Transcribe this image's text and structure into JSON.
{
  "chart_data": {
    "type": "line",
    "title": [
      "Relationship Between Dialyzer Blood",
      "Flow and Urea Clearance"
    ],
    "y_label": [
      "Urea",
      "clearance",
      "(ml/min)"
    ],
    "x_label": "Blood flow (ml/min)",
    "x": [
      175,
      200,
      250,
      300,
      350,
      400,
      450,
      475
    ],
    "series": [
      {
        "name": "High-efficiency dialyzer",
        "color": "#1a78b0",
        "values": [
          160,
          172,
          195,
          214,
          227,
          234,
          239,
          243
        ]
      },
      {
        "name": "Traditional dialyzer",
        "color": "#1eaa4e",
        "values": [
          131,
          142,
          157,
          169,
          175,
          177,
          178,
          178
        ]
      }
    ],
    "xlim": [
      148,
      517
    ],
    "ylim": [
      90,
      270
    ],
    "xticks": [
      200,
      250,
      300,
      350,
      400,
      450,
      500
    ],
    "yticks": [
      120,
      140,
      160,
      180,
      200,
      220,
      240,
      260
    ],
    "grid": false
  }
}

Requirements ▸ Copy every record exactly, with nothing added or dropped.

Exercise response ▸
Transcribe this image's text and structure into JSON.
{
  "chart_data": {
    "type": "line",
    "title": [
      "Relationship Between Dialyzer Blood",
      "Flow and Urea Clearance"
    ],
    "y_label": [
      "Urea",
      "clearance",
      "(ml/min)"
    ],
    "x_label": "Blood flow (ml/min)",
    "x": [
      175,
      200,
      250,
      300,
      350,
      400,
      450,
      475
    ],
    "series": [
      {
        "name": "High-efficiency dialyzer",
        "color": "#1a78b0",
        "values": [
          160,
          172,
          195,
          214,
          227,
          234,
          239,
          243
        ]
      },
      {
        "name": "Traditional dialyzer",
        "color": "#1eaa4e",
        "values": [
          131,
          142,
          157,
          169,
          175,
          177,
          178,
          178
        ]
      }
    ],
    "xlim": [
      148,
      517
    ],
    "ylim": [
      90,
      270
    ],
    "xticks": [
      200,
      250,
      300,
      350,
      400,
      450,
      500
    ],
    "yticks": [
      120,
      140,
      160,
      180,
      200,
      220,
      240,
      260
    ],
    "grid": false
  }
}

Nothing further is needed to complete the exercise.